What you need to do
Print the full listing exactly.

[Lines of data]
★ ★ ★ ★ ★

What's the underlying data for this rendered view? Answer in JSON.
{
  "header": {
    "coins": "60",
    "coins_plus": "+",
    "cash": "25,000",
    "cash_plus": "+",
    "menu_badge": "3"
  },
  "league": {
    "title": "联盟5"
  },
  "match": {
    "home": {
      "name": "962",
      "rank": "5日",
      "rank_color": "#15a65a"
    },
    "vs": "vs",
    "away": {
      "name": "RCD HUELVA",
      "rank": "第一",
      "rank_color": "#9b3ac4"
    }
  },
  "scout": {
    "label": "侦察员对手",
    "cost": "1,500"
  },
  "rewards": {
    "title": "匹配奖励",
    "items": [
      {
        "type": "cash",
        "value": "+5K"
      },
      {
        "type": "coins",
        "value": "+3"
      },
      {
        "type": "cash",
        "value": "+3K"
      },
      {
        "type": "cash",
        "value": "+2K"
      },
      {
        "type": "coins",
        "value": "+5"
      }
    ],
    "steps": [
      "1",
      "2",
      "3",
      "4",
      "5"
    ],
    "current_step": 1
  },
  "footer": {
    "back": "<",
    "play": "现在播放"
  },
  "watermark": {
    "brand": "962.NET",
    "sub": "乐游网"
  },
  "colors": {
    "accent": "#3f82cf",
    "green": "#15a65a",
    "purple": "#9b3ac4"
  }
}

★ ★ ★ ★ ★

Output
What's the underlying data for this rendered view? Answer in JSON.
{
  "header": {
    "coins": "60",
    "coins_plus": "+",
    "cash": "25,000",
    "cash_plus": "+",
    "menu_badge": "3"
  },
  "league": {
    "title": "联盟5"
  },
  "match": {
    "home": {
      "name": "962",
      "rank": "5日",
      "rank_color": "#15a65a"
    },
    "vs": "vs",
    "away": {
      "name": "RCD HUELVA",
      "rank": "第一",
      "rank_color": "#9b3ac4"
    }
  },
  "scout": {
    "label": "侦察员对手",
    "cost": "1,500"
  },
  "rewards": {
    "title": "匹配奖励",
    "items": [
      {
        "type": "cash",
        "value": "+5K"
      },
      {
        "type": "coins",
        "value": "+3"
      },
      {
        "type": "cash",
        "value": "+3K"
      },
      {
        "type": "cash",
        "value": "+2K"
      },
      {
        "type": "coins",
        "value": "+5"
      }
    ],
    "steps": [
      "1",
      "2",
      "3",
      "4",
      "5"
    ],
    "current_step": 1
  },
  "footer": {
    "back": "<",
    "play": "现在播放"
  },
  "watermark": {
    "brand": "962.NET",
    "sub": "乐游网"
  },
  "colors": {
    "accent": "#3f82cf",
    "green": "#15a65a",
    "purple": "#9b3ac4"
  }
}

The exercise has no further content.